** Start **

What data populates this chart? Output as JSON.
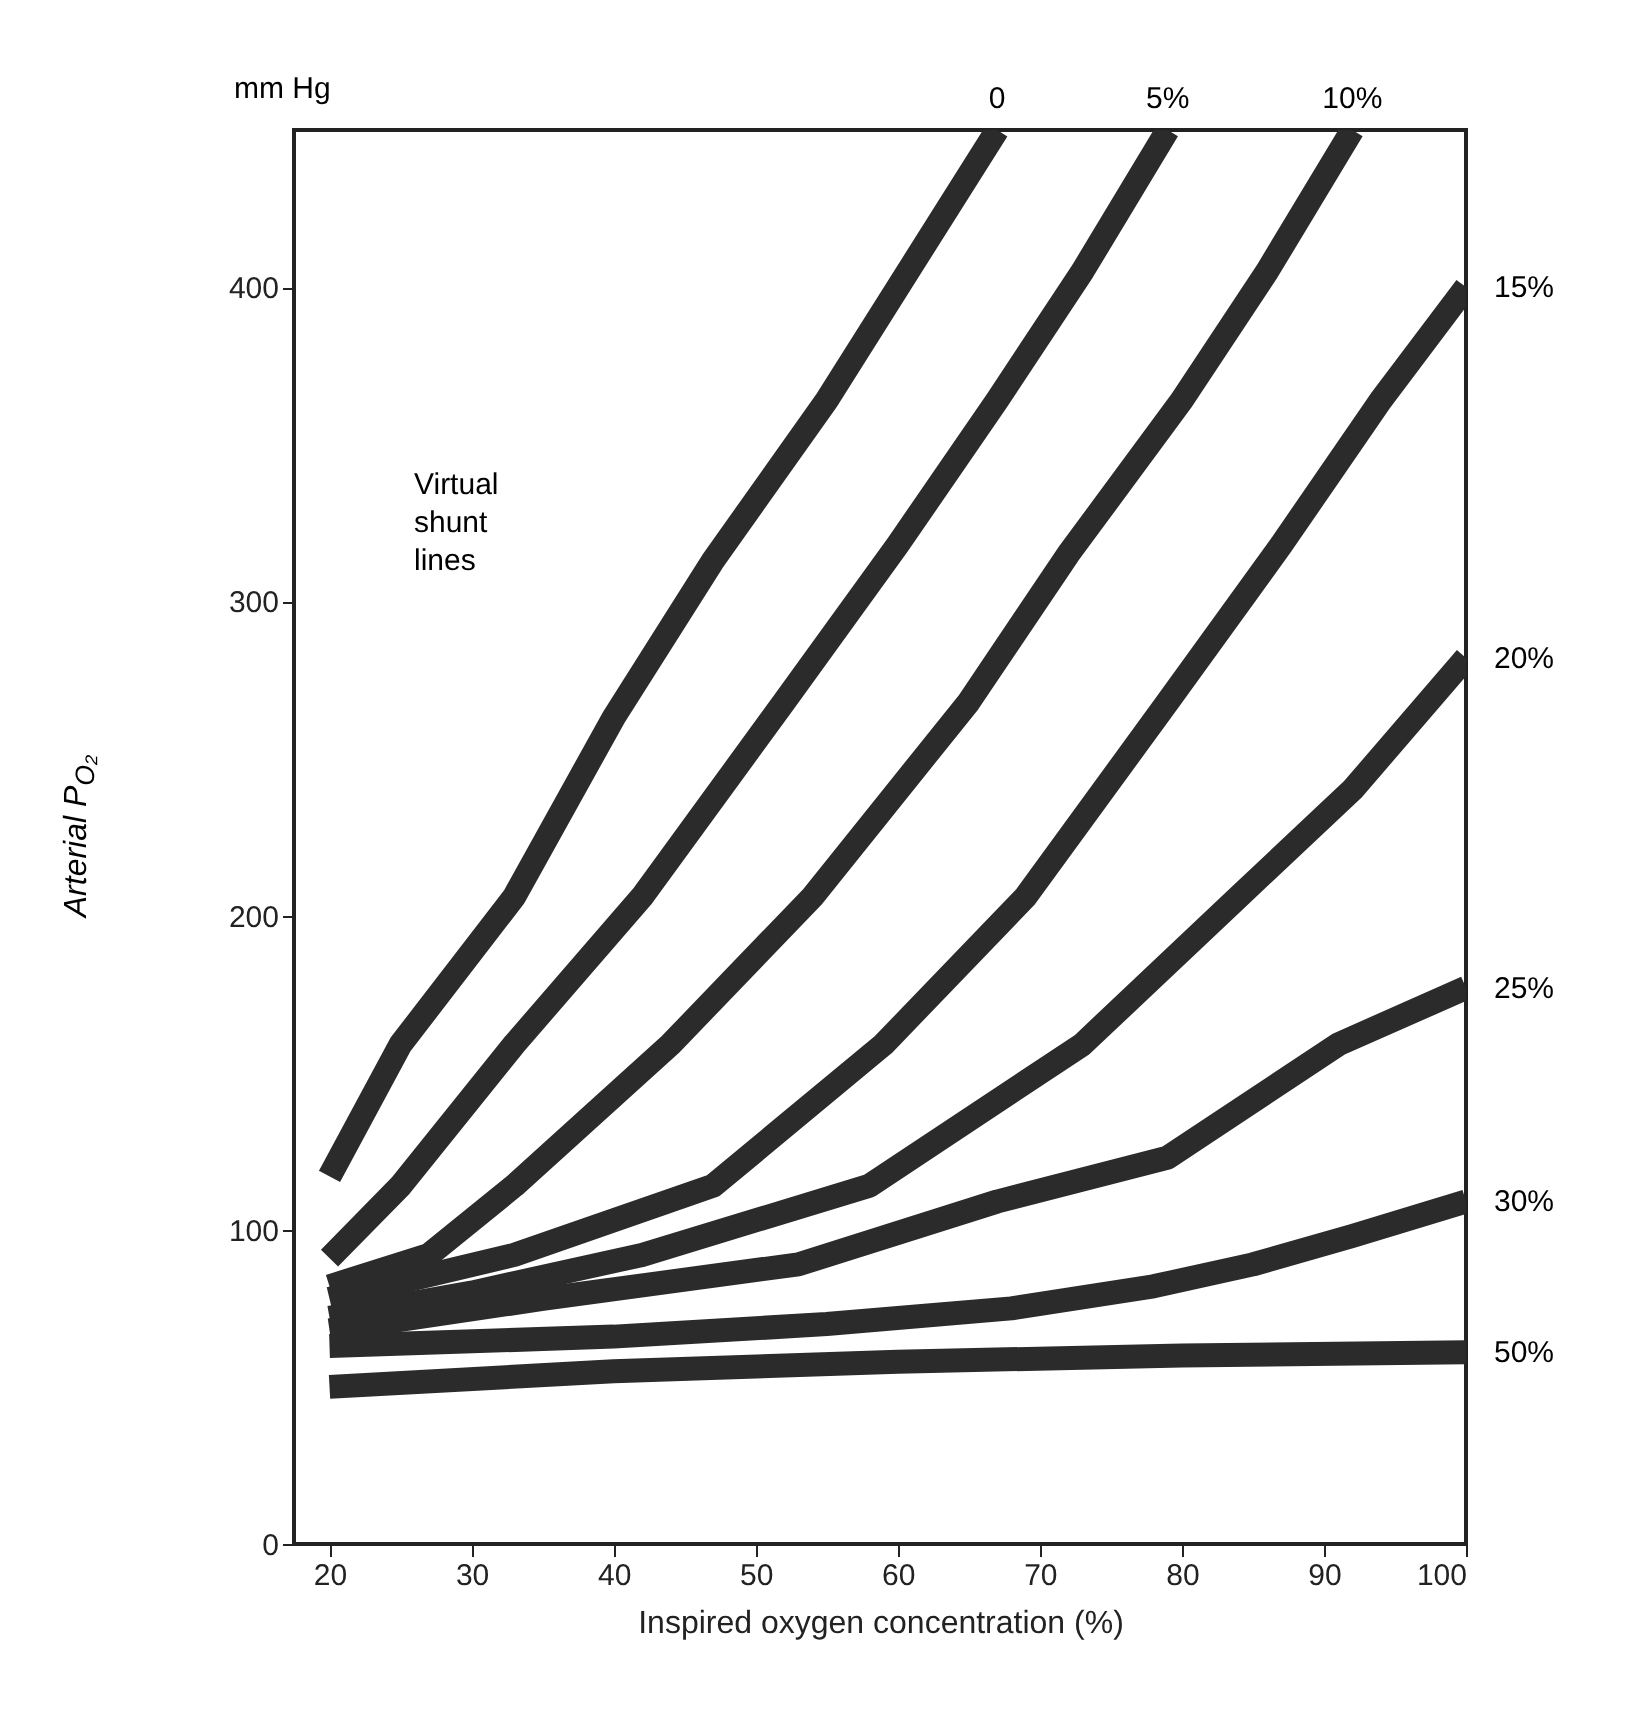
{
  "chart_data": {
    "type": "line",
    "xlabel": "Inspired oxygen concentration (%)",
    "ylabel": "Arterial P$_{O₂}$",
    "annotations": [
      "mm Hg",
      "Virtual shunt lines"
    ],
    "xlim": [
      17.5,
      100
    ],
    "ylim": [
      0,
      450
    ],
    "xticks": [
      20,
      30,
      40,
      50,
      60,
      70,
      80,
      90,
      100
    ],
    "yticks": [
      0,
      100,
      200,
      300,
      400
    ],
    "series": [
      {
        "name": "0",
        "color": "#2b2b2b",
        "x": [
          20,
          25,
          33,
          40,
          47,
          55,
          61,
          67
        ],
        "values": [
          117,
          159,
          206,
          263,
          313,
          364,
          407,
          450
        ]
      },
      {
        "name": "5%",
        "color": "#2b2b2b",
        "x": [
          20,
          25,
          33,
          42,
          52,
          60,
          67,
          73,
          79
        ],
        "values": [
          91,
          114,
          159,
          206,
          268,
          318,
          364,
          405,
          450
        ]
      },
      {
        "name": "10%",
        "color": "#2b2b2b",
        "x": [
          20,
          27,
          33,
          44,
          54,
          65,
          72,
          80,
          86,
          92
        ],
        "values": [
          82,
          92,
          114,
          159,
          206,
          268,
          315,
          364,
          405,
          450
        ]
      },
      {
        "name": "15%",
        "color": "#2b2b2b",
        "x": [
          20,
          33,
          47,
          59,
          69,
          79,
          87,
          94,
          100
        ],
        "values": [
          78,
          92,
          114,
          159,
          206,
          268,
          318,
          364,
          400
        ]
      },
      {
        "name": "20%",
        "color": "#2b2b2b",
        "x": [
          20,
          30,
          42,
          58,
          73,
          84,
          92,
          100
        ],
        "values": [
          72,
          80,
          92,
          114,
          159,
          206,
          240,
          282
        ]
      },
      {
        "name": "25%",
        "color": "#2b2b2b",
        "x": [
          20,
          35,
          53,
          67,
          79,
          91,
          100
        ],
        "values": [
          68,
          78,
          89,
          109,
          123,
          159,
          177
        ]
      },
      {
        "name": "30%",
        "color": "#2b2b2b",
        "x": [
          20,
          40,
          55,
          68,
          78,
          85,
          92,
          100
        ],
        "values": [
          63,
          66,
          70,
          75,
          82,
          89,
          98,
          109
        ]
      },
      {
        "name": "50%",
        "color": "#2b2b2b",
        "x": [
          20,
          40,
          60,
          80,
          100
        ],
        "values": [
          50,
          55,
          58,
          60,
          61
        ]
      }
    ]
  }
}
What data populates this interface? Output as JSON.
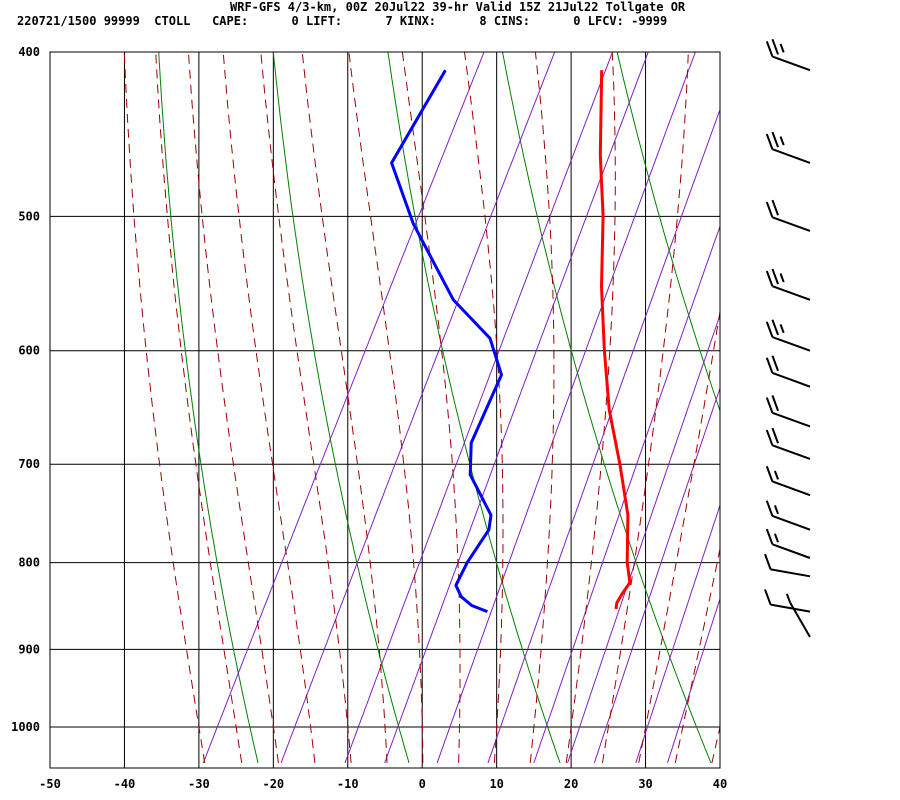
{
  "header": {
    "title": "WRF-GFS 4/3-km, 00Z 20Jul22 39-hr Valid 15Z 21Jul22 Tollgate OR",
    "info": "220721/1500 99999  CTOLL   CAPE:      0 LIFT:      7 KINX:      8 CINS:      0 LFCV: -9999"
  },
  "colors": {
    "temperature": "#ff0000",
    "dewpoint": "#0000ff",
    "dry_adiabat": "#008000",
    "moist_adiabat": "#a00000",
    "mixing_ratio": "#8020c0",
    "grid": "#000000"
  },
  "chart_data": {
    "type": "line",
    "subtype": "skew-t log-p sounding",
    "xlabel": "",
    "ylabel": "",
    "xlim": [
      -50,
      40
    ],
    "ylim": [
      1040,
      400
    ],
    "y_scale": "log",
    "x_ticks": [
      -50,
      -40,
      -30,
      -20,
      -10,
      0,
      10,
      20,
      30,
      40
    ],
    "x_tick_labels": [
      "-50",
      "-40",
      "-30",
      "-20",
      "-10",
      "0",
      "10",
      "20",
      "30",
      "40"
    ],
    "y_ticks": [
      400,
      500,
      600,
      700,
      800,
      900,
      1000
    ],
    "y_tick_labels": [
      "400",
      "500",
      "600",
      "700",
      "800",
      "900",
      "1000"
    ],
    "grid": true,
    "series": [
      {
        "key": "temperature",
        "color": "#ff0000",
        "points": [
          {
            "p": 410,
            "t": -20
          },
          {
            "p": 460,
            "t": -14.5
          },
          {
            "p": 500,
            "t": -10
          },
          {
            "p": 550,
            "t": -5.5
          },
          {
            "p": 600,
            "t": -0.8
          },
          {
            "p": 650,
            "t": 3.8
          },
          {
            "p": 700,
            "t": 8.9
          },
          {
            "p": 750,
            "t": 13.4
          },
          {
            "p": 800,
            "t": 16.5
          },
          {
            "p": 822,
            "t": 18.2
          },
          {
            "p": 835,
            "t": 17.9
          },
          {
            "p": 845,
            "t": 17.8
          },
          {
            "p": 852,
            "t": 18.1
          }
        ]
      },
      {
        "key": "dewpoint",
        "color": "#0000ff",
        "points": [
          {
            "p": 410,
            "t": -41
          },
          {
            "p": 465,
            "t": -42
          },
          {
            "p": 505,
            "t": -35
          },
          {
            "p": 560,
            "t": -24.5
          },
          {
            "p": 590,
            "t": -17
          },
          {
            "p": 620,
            "t": -13
          },
          {
            "p": 680,
            "t": -12.5
          },
          {
            "p": 710,
            "t": -10.5
          },
          {
            "p": 750,
            "t": -5
          },
          {
            "p": 765,
            "t": -4.3
          },
          {
            "p": 800,
            "t": -5
          },
          {
            "p": 825,
            "t": -5
          },
          {
            "p": 838,
            "t": -3.5
          },
          {
            "p": 848,
            "t": -1.5
          },
          {
            "p": 855,
            "t": 1
          }
        ]
      }
    ],
    "wind_barbs": [
      {
        "p": 410,
        "speed_kt": 25
      },
      {
        "p": 465,
        "speed_kt": 25
      },
      {
        "p": 510,
        "speed_kt": 20
      },
      {
        "p": 560,
        "speed_kt": 25
      },
      {
        "p": 600,
        "speed_kt": 25
      },
      {
        "p": 630,
        "speed_kt": 20
      },
      {
        "p": 665,
        "speed_kt": 20
      },
      {
        "p": 695,
        "speed_kt": 20
      },
      {
        "p": 730,
        "speed_kt": 15
      },
      {
        "p": 765,
        "speed_kt": 15
      },
      {
        "p": 795,
        "speed_kt": 15
      },
      {
        "p": 815,
        "speed_kt": 10
      },
      {
        "p": 855,
        "speed_kt": 10
      },
      {
        "p": 885,
        "speed_kt": 5
      }
    ]
  }
}
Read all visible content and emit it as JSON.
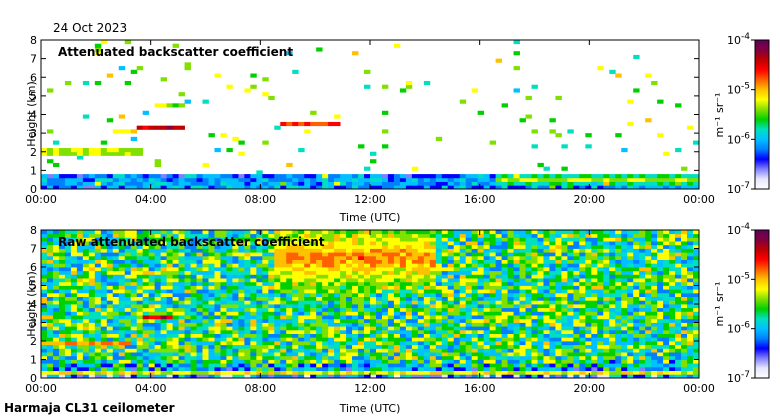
{
  "date": "24 Oct 2023",
  "footer": "Harmaja CL31 ceilometer",
  "colormap": [
    "#ffffff",
    "#e6e6ff",
    "#8080ff",
    "#0000ff",
    "#0080ff",
    "#00c0ff",
    "#00e0c0",
    "#00d000",
    "#80e000",
    "#ffff00",
    "#ffc000",
    "#ff6000",
    "#ff0000",
    "#c00000",
    "#800040",
    "#60005a"
  ],
  "chart_data": [
    {
      "type": "heatmap",
      "title": "Attenuated backscatter coefficient",
      "xlabel": "Time (UTC)",
      "ylabel": "Height (km)",
      "xticks": [
        "00:00",
        "04:00",
        "08:00",
        "12:00",
        "16:00",
        "20:00",
        "00:00"
      ],
      "xlim_hours": [
        0,
        24
      ],
      "yticks": [
        "0",
        "1",
        "2",
        "3",
        "4",
        "5",
        "6",
        "7",
        "8"
      ],
      "ylim_km": [
        0,
        8
      ],
      "colorbar": {
        "scale": "log",
        "range": [
          1e-07,
          0.0001
        ],
        "ticks": [
          {
            "base": "10",
            "exp": "-7"
          },
          {
            "base": "10",
            "exp": "-6"
          },
          {
            "base": "10",
            "exp": "-5"
          },
          {
            "base": "10",
            "exp": "-4"
          }
        ],
        "unit": "m⁻¹ sr⁻¹"
      },
      "background_level": 0,
      "noise_level": 0.03,
      "layers": [
        {
          "t0": 0,
          "t1": 3.8,
          "h": 2.0,
          "dh": 0.12,
          "level": 0.85
        },
        {
          "t0": 2.7,
          "t1": 3.5,
          "h": 3.15,
          "dh": 0.1,
          "level": 0.8
        },
        {
          "t0": 3.5,
          "t1": 5.3,
          "h": 3.3,
          "dh": 0.15,
          "level": 0.88
        },
        {
          "t0": 4.2,
          "t1": 5.1,
          "h": 4.55,
          "dh": 0.07,
          "level": 0.75
        },
        {
          "t0": 6.9,
          "t1": 7.3,
          "h": 3.6,
          "dh": 0.07,
          "level": 0.8
        },
        {
          "t0": 8.8,
          "t1": 10.8,
          "h": 3.45,
          "dh": 0.12,
          "level": 0.92
        },
        {
          "t0": 0,
          "t1": 24,
          "h": 0.35,
          "dh": 0.25,
          "level": 0.3
        },
        {
          "t0": 16.5,
          "t1": 24,
          "h": 0.5,
          "dh": 0.35,
          "level": 0.55
        }
      ]
    },
    {
      "type": "heatmap",
      "title": "Raw attenuated backscatter coefficient",
      "xlabel": "Time (UTC)",
      "ylabel": "Height (km)",
      "xticks": [
        "00:00",
        "04:00",
        "08:00",
        "12:00",
        "16:00",
        "20:00",
        "00:00"
      ],
      "xlim_hours": [
        0,
        24
      ],
      "yticks": [
        "0",
        "1",
        "2",
        "3",
        "4",
        "5",
        "6",
        "7",
        "8"
      ],
      "ylim_km": [
        0,
        8
      ],
      "colorbar": {
        "scale": "log",
        "range": [
          1e-07,
          0.0001
        ],
        "ticks": [
          {
            "base": "10",
            "exp": "-7"
          },
          {
            "base": "10",
            "exp": "-6"
          },
          {
            "base": "10",
            "exp": "-5"
          },
          {
            "base": "10",
            "exp": "-4"
          }
        ],
        "unit": "m⁻¹ sr⁻¹"
      },
      "background_level": 0.45,
      "noise_level": 0.2,
      "layers": [
        {
          "t0": 0,
          "t1": 3.3,
          "h": 1.95,
          "dh": 0.12,
          "level": 0.85
        },
        {
          "t0": 3.6,
          "t1": 4.9,
          "h": 3.3,
          "dh": 0.12,
          "level": 0.85
        },
        {
          "t0": 8.8,
          "t1": 10.6,
          "h": 3.4,
          "dh": 0.1,
          "level": 0.85
        },
        {
          "t0": 0,
          "t1": 24,
          "h": 0.3,
          "dh": 0.18,
          "level": 0.6
        },
        {
          "t0": 8.5,
          "t1": 14.5,
          "h": 6.5,
          "dh": 1.8,
          "level": 0.72
        }
      ]
    }
  ]
}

** End **

WRITTEN PROBLEM :: Identify each line holding the string "title", and copy it out.

THE REPLY ::
    "title": "WRF-GFS 4/3-km, 00Z 20Jul22 39-hr Valid 15Z 21Jul22 Tollgate OR",
      "title": "Attenuated backscatter coefficient",
      "title": "Raw attenuated backscatter coefficient",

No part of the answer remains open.